» Exercise aim
Work out how many lines contain "icon". Reply with the count alone.

» Stored data
"""

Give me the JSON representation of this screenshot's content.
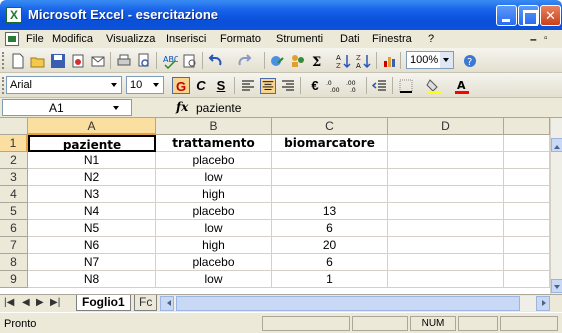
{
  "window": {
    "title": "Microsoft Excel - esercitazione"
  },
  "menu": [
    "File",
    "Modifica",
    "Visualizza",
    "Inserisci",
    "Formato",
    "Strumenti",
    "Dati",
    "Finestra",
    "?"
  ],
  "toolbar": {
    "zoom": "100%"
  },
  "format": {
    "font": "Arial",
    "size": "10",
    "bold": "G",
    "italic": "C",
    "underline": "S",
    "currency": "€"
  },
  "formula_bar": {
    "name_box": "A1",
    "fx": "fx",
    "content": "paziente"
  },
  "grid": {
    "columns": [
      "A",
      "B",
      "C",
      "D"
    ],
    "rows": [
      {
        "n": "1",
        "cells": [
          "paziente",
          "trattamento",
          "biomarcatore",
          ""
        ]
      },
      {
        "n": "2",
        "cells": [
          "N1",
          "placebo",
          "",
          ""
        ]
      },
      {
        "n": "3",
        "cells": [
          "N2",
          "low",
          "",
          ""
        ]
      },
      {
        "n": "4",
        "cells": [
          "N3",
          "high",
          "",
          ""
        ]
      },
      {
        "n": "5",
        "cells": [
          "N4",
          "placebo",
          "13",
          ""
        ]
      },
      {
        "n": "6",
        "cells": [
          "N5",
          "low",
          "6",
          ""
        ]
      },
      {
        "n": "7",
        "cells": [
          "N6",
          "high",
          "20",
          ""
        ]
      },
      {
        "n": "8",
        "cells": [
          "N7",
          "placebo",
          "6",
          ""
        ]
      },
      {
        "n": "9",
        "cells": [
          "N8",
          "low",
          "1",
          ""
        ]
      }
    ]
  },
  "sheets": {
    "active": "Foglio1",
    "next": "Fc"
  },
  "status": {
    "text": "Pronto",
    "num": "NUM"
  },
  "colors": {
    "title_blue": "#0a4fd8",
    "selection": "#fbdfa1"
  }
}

"""
"""

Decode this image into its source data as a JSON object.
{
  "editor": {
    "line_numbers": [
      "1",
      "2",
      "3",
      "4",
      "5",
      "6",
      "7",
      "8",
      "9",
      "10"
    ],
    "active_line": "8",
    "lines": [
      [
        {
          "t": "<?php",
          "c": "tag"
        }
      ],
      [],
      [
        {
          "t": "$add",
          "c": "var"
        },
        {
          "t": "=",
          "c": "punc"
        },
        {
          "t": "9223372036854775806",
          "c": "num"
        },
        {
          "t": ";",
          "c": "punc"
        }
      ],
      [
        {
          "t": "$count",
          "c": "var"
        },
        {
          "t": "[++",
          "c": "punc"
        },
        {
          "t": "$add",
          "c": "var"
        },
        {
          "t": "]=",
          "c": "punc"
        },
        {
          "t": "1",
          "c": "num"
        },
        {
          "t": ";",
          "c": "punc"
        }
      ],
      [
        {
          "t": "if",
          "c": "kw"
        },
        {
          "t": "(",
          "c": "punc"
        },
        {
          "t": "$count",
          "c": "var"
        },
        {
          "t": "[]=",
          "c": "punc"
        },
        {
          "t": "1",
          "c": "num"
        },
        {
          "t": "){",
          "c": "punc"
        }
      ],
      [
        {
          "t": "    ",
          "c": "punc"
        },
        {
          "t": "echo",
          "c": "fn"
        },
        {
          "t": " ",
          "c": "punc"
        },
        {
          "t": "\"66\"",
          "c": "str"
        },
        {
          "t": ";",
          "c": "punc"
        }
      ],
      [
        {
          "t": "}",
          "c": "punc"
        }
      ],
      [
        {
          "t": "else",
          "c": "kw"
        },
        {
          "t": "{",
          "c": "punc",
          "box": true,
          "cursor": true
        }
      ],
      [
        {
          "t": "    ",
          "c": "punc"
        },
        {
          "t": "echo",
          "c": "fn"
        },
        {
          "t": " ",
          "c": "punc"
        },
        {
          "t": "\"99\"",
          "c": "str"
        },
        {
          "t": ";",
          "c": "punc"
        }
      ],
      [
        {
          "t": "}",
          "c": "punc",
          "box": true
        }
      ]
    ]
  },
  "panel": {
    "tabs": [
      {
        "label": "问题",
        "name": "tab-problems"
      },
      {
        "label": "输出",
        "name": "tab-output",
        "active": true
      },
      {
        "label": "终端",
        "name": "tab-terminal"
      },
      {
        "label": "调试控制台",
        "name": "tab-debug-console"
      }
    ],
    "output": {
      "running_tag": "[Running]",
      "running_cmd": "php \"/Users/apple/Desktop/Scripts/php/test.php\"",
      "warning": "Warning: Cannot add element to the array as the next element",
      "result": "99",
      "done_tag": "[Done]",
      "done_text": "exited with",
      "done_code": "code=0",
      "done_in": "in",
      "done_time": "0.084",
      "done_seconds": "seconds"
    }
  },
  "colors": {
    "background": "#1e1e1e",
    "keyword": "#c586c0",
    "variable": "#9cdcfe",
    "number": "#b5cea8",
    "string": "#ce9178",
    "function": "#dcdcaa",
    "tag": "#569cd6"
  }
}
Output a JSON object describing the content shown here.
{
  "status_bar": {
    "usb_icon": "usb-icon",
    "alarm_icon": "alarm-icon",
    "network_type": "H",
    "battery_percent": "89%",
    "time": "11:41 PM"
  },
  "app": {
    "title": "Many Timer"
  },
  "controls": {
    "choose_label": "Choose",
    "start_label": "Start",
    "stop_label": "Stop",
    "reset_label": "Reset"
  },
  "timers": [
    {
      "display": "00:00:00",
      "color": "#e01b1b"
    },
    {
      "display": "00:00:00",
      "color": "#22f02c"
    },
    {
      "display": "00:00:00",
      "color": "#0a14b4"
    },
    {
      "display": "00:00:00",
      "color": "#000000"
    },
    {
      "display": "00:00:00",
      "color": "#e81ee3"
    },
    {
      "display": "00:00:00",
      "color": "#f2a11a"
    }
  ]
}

"""

» Full output
2